* **EXERCISE DIRECTIONS**: Write out each entry, exactly the way it appears.

Records from a collection
>>

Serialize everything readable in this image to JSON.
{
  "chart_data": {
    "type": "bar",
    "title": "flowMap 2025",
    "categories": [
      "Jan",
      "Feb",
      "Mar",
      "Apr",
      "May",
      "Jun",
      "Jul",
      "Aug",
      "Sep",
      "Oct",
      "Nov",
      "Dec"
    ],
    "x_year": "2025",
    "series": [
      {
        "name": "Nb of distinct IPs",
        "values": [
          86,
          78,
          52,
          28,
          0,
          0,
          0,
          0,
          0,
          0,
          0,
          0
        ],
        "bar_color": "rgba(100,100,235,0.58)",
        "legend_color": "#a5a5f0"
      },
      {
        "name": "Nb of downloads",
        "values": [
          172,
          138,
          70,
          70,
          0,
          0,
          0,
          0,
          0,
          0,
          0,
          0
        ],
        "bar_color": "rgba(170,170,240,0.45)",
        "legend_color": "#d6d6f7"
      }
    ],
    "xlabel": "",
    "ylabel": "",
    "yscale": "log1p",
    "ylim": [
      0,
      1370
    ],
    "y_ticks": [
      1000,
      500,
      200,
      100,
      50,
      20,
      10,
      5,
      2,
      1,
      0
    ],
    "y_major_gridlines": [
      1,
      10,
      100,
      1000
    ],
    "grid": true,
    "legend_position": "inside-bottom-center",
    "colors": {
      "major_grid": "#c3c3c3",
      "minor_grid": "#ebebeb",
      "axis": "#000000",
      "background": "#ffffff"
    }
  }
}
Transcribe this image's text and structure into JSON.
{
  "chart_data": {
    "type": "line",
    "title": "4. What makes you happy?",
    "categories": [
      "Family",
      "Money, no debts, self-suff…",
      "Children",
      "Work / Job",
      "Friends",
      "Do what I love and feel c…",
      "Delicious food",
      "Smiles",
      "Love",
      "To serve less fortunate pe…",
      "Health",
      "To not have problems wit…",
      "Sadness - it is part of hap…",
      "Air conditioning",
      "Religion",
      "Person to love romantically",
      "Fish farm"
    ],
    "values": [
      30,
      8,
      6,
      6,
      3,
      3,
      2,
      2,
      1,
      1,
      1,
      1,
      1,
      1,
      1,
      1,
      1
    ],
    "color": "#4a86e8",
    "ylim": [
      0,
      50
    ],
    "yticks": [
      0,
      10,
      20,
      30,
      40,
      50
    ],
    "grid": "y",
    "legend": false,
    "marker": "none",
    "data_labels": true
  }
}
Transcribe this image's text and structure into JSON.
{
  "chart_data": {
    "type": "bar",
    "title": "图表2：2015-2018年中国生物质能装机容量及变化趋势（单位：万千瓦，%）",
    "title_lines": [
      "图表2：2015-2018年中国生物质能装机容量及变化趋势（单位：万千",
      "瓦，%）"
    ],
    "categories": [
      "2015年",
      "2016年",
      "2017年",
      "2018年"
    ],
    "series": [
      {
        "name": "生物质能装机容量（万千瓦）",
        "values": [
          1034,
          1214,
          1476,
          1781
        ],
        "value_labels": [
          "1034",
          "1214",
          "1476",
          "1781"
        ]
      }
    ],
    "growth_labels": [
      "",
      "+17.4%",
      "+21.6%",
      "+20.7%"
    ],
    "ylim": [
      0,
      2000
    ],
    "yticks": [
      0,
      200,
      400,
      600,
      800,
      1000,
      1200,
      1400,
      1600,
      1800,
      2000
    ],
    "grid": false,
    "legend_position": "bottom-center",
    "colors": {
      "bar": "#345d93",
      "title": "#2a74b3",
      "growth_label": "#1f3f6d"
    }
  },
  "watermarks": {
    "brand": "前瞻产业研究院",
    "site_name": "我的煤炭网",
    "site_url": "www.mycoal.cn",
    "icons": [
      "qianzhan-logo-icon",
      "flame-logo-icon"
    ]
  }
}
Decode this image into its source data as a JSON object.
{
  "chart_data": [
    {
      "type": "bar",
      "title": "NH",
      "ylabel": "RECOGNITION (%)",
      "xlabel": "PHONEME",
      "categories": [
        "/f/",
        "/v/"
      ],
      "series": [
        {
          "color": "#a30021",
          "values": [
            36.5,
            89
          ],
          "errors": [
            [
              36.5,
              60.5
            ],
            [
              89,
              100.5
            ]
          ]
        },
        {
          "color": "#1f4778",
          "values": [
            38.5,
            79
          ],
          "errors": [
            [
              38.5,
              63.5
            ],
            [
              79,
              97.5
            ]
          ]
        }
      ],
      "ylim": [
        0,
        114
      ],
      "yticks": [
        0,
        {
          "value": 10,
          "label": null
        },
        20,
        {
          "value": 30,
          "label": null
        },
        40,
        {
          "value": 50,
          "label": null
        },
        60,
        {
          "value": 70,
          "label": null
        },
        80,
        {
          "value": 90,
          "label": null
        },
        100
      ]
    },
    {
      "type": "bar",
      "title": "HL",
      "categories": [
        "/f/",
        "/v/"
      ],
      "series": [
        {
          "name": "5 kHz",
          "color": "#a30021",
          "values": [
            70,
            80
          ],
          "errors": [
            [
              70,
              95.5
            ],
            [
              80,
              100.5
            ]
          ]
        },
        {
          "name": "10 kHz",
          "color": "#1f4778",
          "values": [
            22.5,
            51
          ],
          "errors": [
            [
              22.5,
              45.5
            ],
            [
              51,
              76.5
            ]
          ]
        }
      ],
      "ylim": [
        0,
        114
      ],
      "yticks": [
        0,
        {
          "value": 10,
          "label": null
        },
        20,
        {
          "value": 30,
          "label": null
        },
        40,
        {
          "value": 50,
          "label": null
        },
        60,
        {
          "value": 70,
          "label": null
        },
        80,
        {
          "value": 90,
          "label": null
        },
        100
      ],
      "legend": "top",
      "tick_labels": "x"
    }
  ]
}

<<

* **REPLY TO THE EXERCISE**:
Serialize everything readable in this image to JSON.
{
  "chart_data": {
    "type": "bar",
    "title": "flowMap 2025",
    "categories": [
      "Jan",
      "Feb",
      "Mar",
      "Apr",
      "May",
      "Jun",
      "Jul",
      "Aug",
      "Sep",
      "Oct",
      "Nov",
      "Dec"
    ],
    "x_year": "2025",
    "series": [
      {
        "name": "Nb of distinct IPs",
        "values": [
          86,
          78,
          52,
          28,
          0,
          0,
          0,
          0,
          0,
          0,
          0,
          0
        ],
        "bar_color": "rgba(100,100,235,0.58)",
        "legend_color": "#a5a5f0"
      },
      {
        "name": "Nb of downloads",
        "values": [
          172,
          138,
          70,
          70,
          0,
          0,
          0,
          0,
          0,
          0,
          0,
          0
        ],
        "bar_color": "rgba(170,170,240,0.45)",
        "legend_color": "#d6d6f7"
      }
    ],
    "xlabel": "",
    "ylabel": "",
    "yscale": "log1p",
    "ylim": [
      0,
      1370
    ],
    "y_ticks": [
      1000,
      500,
      200,
      100,
      50,
      20,
      10,
      5,
      2,
      1,
      0
    ],
    "y_major_gridlines": [
      1,
      10,
      100,
      1000
    ],
    "grid": true,
    "legend_position": "inside-bottom-center",
    "colors": {
      "major_grid": "#c3c3c3",
      "minor_grid": "#ebebeb",
      "axis": "#000000",
      "background": "#ffffff"
    }
  }
}
Transcribe this image's text and structure into JSON.
{
  "chart_data": {
    "type": "line",
    "title": "4. What makes you happy?",
    "categories": [
      "Family",
      "Money, no debts, self-suff…",
      "Children",
      "Work / Job",
      "Friends",
      "Do what I love and feel c…",
      "Delicious food",
      "Smiles",
      "Love",
      "To serve less fortunate pe…",
      "Health",
      "To not have problems wit…",
      "Sadness - it is part of hap…",
      "Air conditioning",
      "Religion",
      "Person to love romantically",
      "Fish farm"
    ],
    "values": [
      30,
      8,
      6,
      6,
      3,
      3,
      2,
      2,
      1,
      1,
      1,
      1,
      1,
      1,
      1,
      1,
      1
    ],
    "color": "#4a86e8",
    "ylim": [
      0,
      50
    ],
    "yticks": [
      0,
      10,
      20,
      30,
      40,
      50
    ],
    "grid": "y",
    "legend": false,
    "marker": "none",
    "data_labels": true
  }
}
Transcribe this image's text and structure into JSON.
{
  "chart_data": {
    "type": "bar",
    "title": "图表2：2015-2018年中国生物质能装机容量及变化趋势（单位：万千瓦，%）",
    "title_lines": [
      "图表2：2015-2018年中国生物质能装机容量及变化趋势（单位：万千",
      "瓦，%）"
    ],
    "categories": [
      "2015年",
      "2016年",
      "2017年",
      "2018年"
    ],
    "series": [
      {
        "name": "生物质能装机容量（万千瓦）",
        "values": [
          1034,
          1214,
          1476,
          1781
        ],
        "value_labels": [
          "1034",
          "1214",
          "1476",
          "1781"
        ]
      }
    ],
    "growth_labels": [
      "",
      "+17.4%",
      "+21.6%",
      "+20.7%"
    ],
    "ylim": [
      0,
      2000
    ],
    "yticks": [
      0,
      200,
      400,
      600,
      800,
      1000,
      1200,
      1400,
      1600,
      1800,
      2000
    ],
    "grid": false,
    "legend_position": "bottom-center",
    "colors": {
      "bar": "#345d93",
      "title": "#2a74b3",
      "growth_label": "#1f3f6d"
    }
  },
  "watermarks": {
    "brand": "前瞻产业研究院",
    "site_name": "我的煤炭网",
    "site_url": "www.mycoal.cn",
    "icons": [
      "qianzhan-logo-icon",
      "flame-logo-icon"
    ]
  }
}
Decode this image into its source data as a JSON object.
{
  "chart_data": [
    {
      "type": "bar",
      "title": "NH",
      "ylabel": "RECOGNITION (%)",
      "xlabel": "PHONEME",
      "categories": [
        "/f/",
        "/v/"
      ],
      "series": [
        {
          "color": "#a30021",
          "values": [
            36.5,
            89
          ],
          "errors": [
            [
              36.5,
              60.5
            ],
            [
              89,
              100.5
            ]
          ]
        },
        {
          "color": "#1f4778",
          "values": [
            38.5,
            79
          ],
          "errors": [
            [
              38.5,
              63.5
            ],
            [
              79,
              97.5
            ]
          ]
        }
      ],
      "ylim": [
        0,
        114
      ],
      "yticks": [
        0,
        {
          "value": 10,
          "label": null
        },
        20,
        {
          "value": 30,
          "label": null
        },
        40,
        {
          "value": 50,
          "label": null
        },
        60,
        {
          "value": 70,
          "label": null
        },
        80,
        {
          "value": 90,
          "label": null
        },
        100
      ]
    },
    {
      "type": "bar",
      "title": "HL",
      "categories": [
        "/f/",
        "/v/"
      ],
      "series": [
        {
          "name": "5 kHz",
          "color": "#a30021",
          "values": [
            70,
            80
          ],
          "errors": [
            [
              70,
              95.5
            ],
            [
              80,
              100.5
            ]
          ]
        },
        {
          "name": "10 kHz",
          "color": "#1f4778",
          "values": [
            22.5,
            51
          ],
          "errors": [
            [
              22.5,
              45.5
            ],
            [
              51,
              76.5
            ]
          ]
        }
      ],
      "ylim": [
        0,
        114
      ],
      "yticks": [
        0,
        {
          "value": 10,
          "label": null
        },
        20,
        {
          "value": 30,
          "label": null
        },
        40,
        {
          "value": 50,
          "label": null
        },
        60,
        {
          "value": 70,
          "label": null
        },
        80,
        {
          "value": 90,
          "label": null
        },
        100
      ],
      "legend": "top",
      "tick_labels": "x"
    }
  ]
}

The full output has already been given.